Begin EXTRACTED ENTRIES
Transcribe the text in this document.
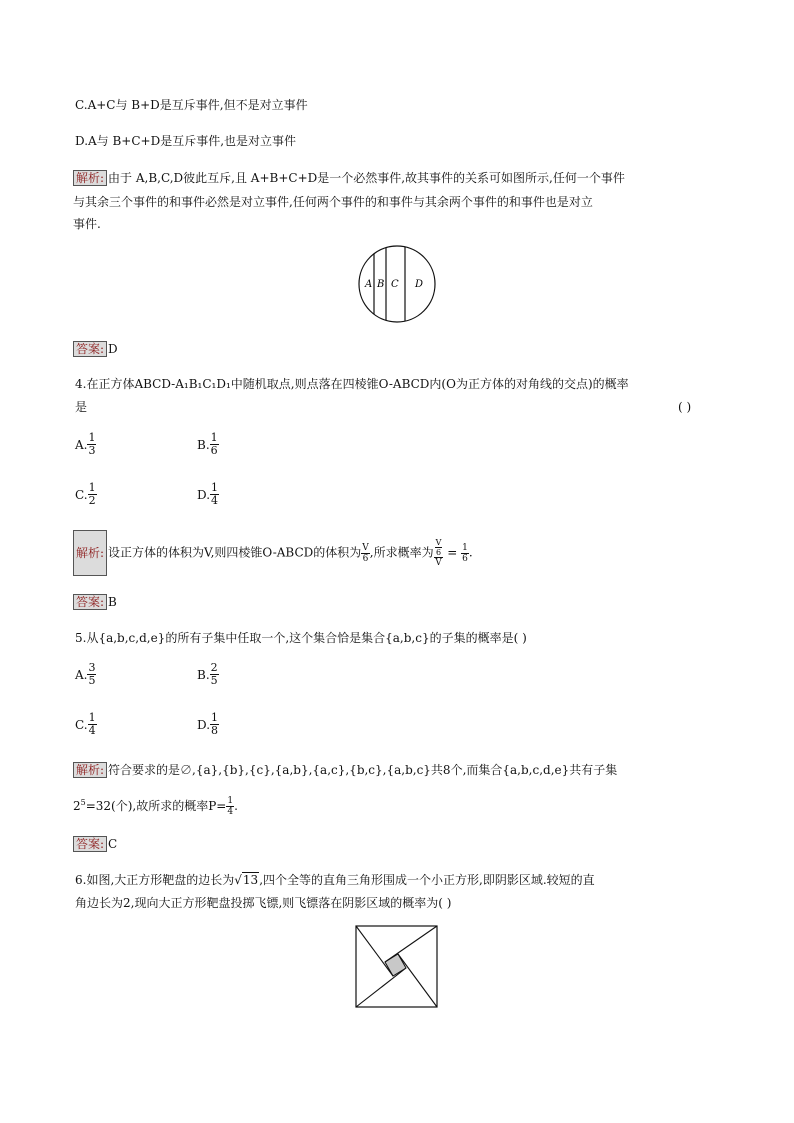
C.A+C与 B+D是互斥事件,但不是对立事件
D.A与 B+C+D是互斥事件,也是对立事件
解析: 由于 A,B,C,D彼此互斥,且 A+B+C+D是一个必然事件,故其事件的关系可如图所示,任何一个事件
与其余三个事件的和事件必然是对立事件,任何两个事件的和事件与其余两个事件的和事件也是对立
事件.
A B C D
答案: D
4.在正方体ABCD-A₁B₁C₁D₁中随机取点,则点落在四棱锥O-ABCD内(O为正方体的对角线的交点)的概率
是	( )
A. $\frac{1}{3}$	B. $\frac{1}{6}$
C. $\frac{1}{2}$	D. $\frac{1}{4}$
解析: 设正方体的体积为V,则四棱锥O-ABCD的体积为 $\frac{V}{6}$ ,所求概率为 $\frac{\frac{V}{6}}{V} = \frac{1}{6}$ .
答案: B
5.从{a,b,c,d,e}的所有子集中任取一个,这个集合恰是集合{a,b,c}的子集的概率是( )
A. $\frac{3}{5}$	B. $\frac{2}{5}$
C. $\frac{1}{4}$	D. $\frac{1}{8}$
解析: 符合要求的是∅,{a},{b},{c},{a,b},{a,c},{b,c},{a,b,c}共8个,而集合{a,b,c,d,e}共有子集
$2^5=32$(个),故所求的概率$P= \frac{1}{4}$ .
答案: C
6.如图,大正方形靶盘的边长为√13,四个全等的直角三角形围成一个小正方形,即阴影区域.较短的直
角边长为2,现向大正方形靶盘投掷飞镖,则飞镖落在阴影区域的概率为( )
End EXTRACTED ENTRIES
--- WORK TO COMPLETE ---
Leave the pictures out and reproduce each record exactly as written.

--- WRITTEN ANSWER ---
Transcribe the text in this document.
C.A+C与 B+D是互斥事件,但不是对立事件
D.A与 B+C+D是互斥事件,也是对立事件
解析: 由于 A,B,C,D彼此互斥,且 A+B+C+D是一个必然事件,故其事件的关系可如图所示,任何一个事件
与其余三个事件的和事件必然是对立事件,任何两个事件的和事件与其余两个事件的和事件也是对立
事件.
A B C D
答案: D
4.在正方体ABCD-A₁B₁C₁D₁中随机取点,则点落在四棱锥O-ABCD内(O为正方体的对角线的交点)的概率
是	( )
A. $\frac{1}{3}$	B. $\frac{1}{6}$
C. $\frac{1}{2}$	D. $\frac{1}{4}$
解析: 设正方体的体积为V,则四棱锥O-ABCD的体积为 $\frac{V}{6}$ ,所求概率为 $\frac{\frac{V}{6}}{V} = \frac{1}{6}$ .
答案: B
5.从{a,b,c,d,e}的所有子集中任取一个,这个集合恰是集合{a,b,c}的子集的概率是( )
A. $\frac{3}{5}$	B. $\frac{2}{5}$
C. $\frac{1}{4}$	D. $\frac{1}{8}$
解析: 符合要求的是∅,{a},{b},{c},{a,b},{a,c},{b,c},{a,b,c}共8个,而集合{a,b,c,d,e}共有子集
$2^5=32$(个),故所求的概率$P= \frac{1}{4}$ .
答案: C
6.如图,大正方形靶盘的边长为√13,四个全等的直角三角形围成一个小正方形,即阴影区域.较短的直
角边长为2,现向大正方形靶盘投掷飞镖,则飞镖落在阴影区域的概率为( )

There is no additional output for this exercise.